* WHAT TO DO *
Take the data below and repeat it exactly.

* RECORDS TO PROCESS *
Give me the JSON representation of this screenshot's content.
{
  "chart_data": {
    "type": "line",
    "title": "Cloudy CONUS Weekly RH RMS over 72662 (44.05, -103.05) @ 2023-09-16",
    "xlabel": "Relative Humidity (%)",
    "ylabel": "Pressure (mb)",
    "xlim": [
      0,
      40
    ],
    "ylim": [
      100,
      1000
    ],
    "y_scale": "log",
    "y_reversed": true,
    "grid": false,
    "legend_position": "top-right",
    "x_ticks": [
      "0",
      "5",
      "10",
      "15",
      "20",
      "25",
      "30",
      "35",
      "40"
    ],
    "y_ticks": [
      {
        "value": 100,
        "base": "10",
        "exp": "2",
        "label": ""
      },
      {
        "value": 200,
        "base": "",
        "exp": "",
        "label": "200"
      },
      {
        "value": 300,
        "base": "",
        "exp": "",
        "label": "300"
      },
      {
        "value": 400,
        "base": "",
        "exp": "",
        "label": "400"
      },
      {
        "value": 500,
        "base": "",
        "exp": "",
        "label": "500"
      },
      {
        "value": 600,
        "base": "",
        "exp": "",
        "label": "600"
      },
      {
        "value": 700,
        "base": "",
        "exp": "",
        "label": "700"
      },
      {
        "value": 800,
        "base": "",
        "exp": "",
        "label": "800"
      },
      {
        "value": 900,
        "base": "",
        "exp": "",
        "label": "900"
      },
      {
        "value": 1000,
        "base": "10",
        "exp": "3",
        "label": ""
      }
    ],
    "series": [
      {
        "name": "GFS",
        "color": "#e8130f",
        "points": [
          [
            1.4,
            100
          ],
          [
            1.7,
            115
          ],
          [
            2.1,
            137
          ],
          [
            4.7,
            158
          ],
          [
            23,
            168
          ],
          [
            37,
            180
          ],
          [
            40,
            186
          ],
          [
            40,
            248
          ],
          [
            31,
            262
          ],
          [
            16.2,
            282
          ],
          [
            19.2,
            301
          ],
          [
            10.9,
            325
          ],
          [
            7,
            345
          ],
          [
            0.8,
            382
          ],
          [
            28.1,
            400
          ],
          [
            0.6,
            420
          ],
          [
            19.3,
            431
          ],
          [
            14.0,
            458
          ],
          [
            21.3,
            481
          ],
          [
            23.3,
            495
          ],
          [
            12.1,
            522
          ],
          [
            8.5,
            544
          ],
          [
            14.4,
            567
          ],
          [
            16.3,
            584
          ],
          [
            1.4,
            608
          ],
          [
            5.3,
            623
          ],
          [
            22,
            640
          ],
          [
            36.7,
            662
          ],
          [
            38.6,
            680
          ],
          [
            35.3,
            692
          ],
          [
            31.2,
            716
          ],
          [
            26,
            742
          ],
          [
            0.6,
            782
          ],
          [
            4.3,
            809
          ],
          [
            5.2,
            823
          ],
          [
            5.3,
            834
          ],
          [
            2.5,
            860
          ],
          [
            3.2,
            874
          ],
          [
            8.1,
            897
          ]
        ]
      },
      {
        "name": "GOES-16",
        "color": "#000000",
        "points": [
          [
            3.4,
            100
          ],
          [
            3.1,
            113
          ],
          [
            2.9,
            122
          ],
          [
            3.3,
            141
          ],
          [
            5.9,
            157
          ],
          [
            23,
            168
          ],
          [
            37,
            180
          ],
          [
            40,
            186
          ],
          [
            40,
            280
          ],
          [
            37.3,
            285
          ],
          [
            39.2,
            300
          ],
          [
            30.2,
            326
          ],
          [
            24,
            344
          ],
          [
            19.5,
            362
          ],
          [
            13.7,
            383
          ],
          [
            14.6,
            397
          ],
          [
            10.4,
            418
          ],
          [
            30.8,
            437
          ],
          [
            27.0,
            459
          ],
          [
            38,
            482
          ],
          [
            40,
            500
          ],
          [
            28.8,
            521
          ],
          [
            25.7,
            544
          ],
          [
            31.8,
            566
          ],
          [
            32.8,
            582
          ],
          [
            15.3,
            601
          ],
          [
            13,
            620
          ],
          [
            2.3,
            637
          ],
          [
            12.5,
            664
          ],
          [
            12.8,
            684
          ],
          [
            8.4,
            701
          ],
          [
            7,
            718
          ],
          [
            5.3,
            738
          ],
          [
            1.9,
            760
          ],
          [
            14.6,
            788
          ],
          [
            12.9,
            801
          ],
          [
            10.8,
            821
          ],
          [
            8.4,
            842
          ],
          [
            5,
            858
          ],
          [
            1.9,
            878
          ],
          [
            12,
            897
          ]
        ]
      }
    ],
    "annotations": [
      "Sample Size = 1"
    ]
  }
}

* RESULT FOR THIS TASK *
Give me the JSON representation of this screenshot's content.
{
  "chart_data": {
    "type": "line",
    "title": "Cloudy CONUS Weekly RH RMS over 72662 (44.05, -103.05) @ 2023-09-16",
    "xlabel": "Relative Humidity (%)",
    "ylabel": "Pressure (mb)",
    "xlim": [
      0,
      40
    ],
    "ylim": [
      100,
      1000
    ],
    "y_scale": "log",
    "y_reversed": true,
    "grid": false,
    "legend_position": "top-right",
    "x_ticks": [
      "0",
      "5",
      "10",
      "15",
      "20",
      "25",
      "30",
      "35",
      "40"
    ],
    "y_ticks": [
      {
        "value": 100,
        "base": "10",
        "exp": "2",
        "label": ""
      },
      {
        "value": 200,
        "base": "",
        "exp": "",
        "label": "200"
      },
      {
        "value": 300,
        "base": "",
        "exp": "",
        "label": "300"
      },
      {
        "value": 400,
        "base": "",
        "exp": "",
        "label": "400"
      },
      {
        "value": 500,
        "base": "",
        "exp": "",
        "label": "500"
      },
      {
        "value": 600,
        "base": "",
        "exp": "",
        "label": "600"
      },
      {
        "value": 700,
        "base": "",
        "exp": "",
        "label": "700"
      },
      {
        "value": 800,
        "base": "",
        "exp": "",
        "label": "800"
      },
      {
        "value": 900,
        "base": "",
        "exp": "",
        "label": "900"
      },
      {
        "value": 1000,
        "base": "10",
        "exp": "3",
        "label": ""
      }
    ],
    "series": [
      {
        "name": "GFS",
        "color": "#e8130f",
        "points": [
          [
            1.4,
            100
          ],
          [
            1.7,
            115
          ],
          [
            2.1,
            137
          ],
          [
            4.7,
            158
          ],
          [
            23,
            168
          ],
          [
            37,
            180
          ],
          [
            40,
            186
          ],
          [
            40,
            248
          ],
          [
            31,
            262
          ],
          [
            16.2,
            282
          ],
          [
            19.2,
            301
          ],
          [
            10.9,
            325
          ],
          [
            7,
            345
          ],
          [
            0.8,
            382
          ],
          [
            28.1,
            400
          ],
          [
            0.6,
            420
          ],
          [
            19.3,
            431
          ],
          [
            14.0,
            458
          ],
          [
            21.3,
            481
          ],
          [
            23.3,
            495
          ],
          [
            12.1,
            522
          ],
          [
            8.5,
            544
          ],
          [
            14.4,
            567
          ],
          [
            16.3,
            584
          ],
          [
            1.4,
            608
          ],
          [
            5.3,
            623
          ],
          [
            22,
            640
          ],
          [
            36.7,
            662
          ],
          [
            38.6,
            680
          ],
          [
            35.3,
            692
          ],
          [
            31.2,
            716
          ],
          [
            26,
            742
          ],
          [
            0.6,
            782
          ],
          [
            4.3,
            809
          ],
          [
            5.2,
            823
          ],
          [
            5.3,
            834
          ],
          [
            2.5,
            860
          ],
          [
            3.2,
            874
          ],
          [
            8.1,
            897
          ]
        ]
      },
      {
        "name": "GOES-16",
        "color": "#000000",
        "points": [
          [
            3.4,
            100
          ],
          [
            3.1,
            113
          ],
          [
            2.9,
            122
          ],
          [
            3.3,
            141
          ],
          [
            5.9,
            157
          ],
          [
            23,
            168
          ],
          [
            37,
            180
          ],
          [
            40,
            186
          ],
          [
            40,
            280
          ],
          [
            37.3,
            285
          ],
          [
            39.2,
            300
          ],
          [
            30.2,
            326
          ],
          [
            24,
            344
          ],
          [
            19.5,
            362
          ],
          [
            13.7,
            383
          ],
          [
            14.6,
            397
          ],
          [
            10.4,
            418
          ],
          [
            30.8,
            437
          ],
          [
            27.0,
            459
          ],
          [
            38,
            482
          ],
          [
            40,
            500
          ],
          [
            28.8,
            521
          ],
          [
            25.7,
            544
          ],
          [
            31.8,
            566
          ],
          [
            32.8,
            582
          ],
          [
            15.3,
            601
          ],
          [
            13,
            620
          ],
          [
            2.3,
            637
          ],
          [
            12.5,
            664
          ],
          [
            12.8,
            684
          ],
          [
            8.4,
            701
          ],
          [
            7,
            718
          ],
          [
            5.3,
            738
          ],
          [
            1.9,
            760
          ],
          [
            14.6,
            788
          ],
          [
            12.9,
            801
          ],
          [
            10.8,
            821
          ],
          [
            8.4,
            842
          ],
          [
            5,
            858
          ],
          [
            1.9,
            878
          ],
          [
            12,
            897
          ]
        ]
      }
    ],
    "annotations": [
      "Sample Size = 1"
    ]
  }
}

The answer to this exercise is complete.